(Some rows)
= = =

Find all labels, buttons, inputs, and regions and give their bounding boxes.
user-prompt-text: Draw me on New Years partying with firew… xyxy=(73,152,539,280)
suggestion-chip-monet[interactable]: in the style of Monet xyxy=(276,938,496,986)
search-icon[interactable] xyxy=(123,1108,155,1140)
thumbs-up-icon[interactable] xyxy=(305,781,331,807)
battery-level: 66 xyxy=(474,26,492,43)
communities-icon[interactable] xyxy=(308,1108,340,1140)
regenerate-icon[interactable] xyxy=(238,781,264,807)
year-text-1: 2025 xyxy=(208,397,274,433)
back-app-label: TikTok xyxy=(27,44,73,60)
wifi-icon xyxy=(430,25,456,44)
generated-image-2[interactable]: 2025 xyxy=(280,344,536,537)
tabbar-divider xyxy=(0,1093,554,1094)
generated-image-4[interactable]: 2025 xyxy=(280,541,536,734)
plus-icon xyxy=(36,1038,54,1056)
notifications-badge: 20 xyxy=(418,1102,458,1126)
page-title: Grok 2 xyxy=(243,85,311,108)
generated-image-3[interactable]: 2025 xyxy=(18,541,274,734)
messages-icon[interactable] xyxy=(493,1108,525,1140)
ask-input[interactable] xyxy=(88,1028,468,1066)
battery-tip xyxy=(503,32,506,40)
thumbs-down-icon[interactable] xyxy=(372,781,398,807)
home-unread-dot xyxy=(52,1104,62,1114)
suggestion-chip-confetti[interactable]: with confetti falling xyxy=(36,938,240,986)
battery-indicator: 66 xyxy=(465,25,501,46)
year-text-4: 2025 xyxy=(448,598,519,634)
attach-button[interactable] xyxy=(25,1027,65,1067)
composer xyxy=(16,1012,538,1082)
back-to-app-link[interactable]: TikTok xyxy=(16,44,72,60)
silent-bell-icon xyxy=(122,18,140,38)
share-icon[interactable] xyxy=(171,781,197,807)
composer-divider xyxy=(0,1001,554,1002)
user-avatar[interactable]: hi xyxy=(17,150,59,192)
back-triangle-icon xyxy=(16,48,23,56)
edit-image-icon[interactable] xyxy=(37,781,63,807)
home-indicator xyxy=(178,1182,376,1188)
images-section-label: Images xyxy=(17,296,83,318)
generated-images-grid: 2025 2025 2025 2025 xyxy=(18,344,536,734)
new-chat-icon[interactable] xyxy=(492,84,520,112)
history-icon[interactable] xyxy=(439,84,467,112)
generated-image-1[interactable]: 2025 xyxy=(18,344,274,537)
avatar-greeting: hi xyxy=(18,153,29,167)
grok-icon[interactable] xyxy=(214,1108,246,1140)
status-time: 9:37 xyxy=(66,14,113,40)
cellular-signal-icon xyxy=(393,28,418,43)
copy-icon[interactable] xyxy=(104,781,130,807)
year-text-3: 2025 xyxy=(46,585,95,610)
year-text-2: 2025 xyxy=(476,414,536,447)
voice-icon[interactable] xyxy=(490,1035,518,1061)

= = =

EXERCISE BRIEF:
Locate each line in the rows above that contains the word "text" and copy those lines. Case counts.

PROBLEM SOLUTION:
user-prompt-text: Draw me on New Years partying with firew… xyxy=(73,152,539,280)
year-text-1: 2025 xyxy=(208,397,274,433)
year-text-4: 2025 xyxy=(448,598,519,634)
year-text-3: 2025 xyxy=(46,585,95,610)
year-text-2: 2025 xyxy=(476,414,536,447)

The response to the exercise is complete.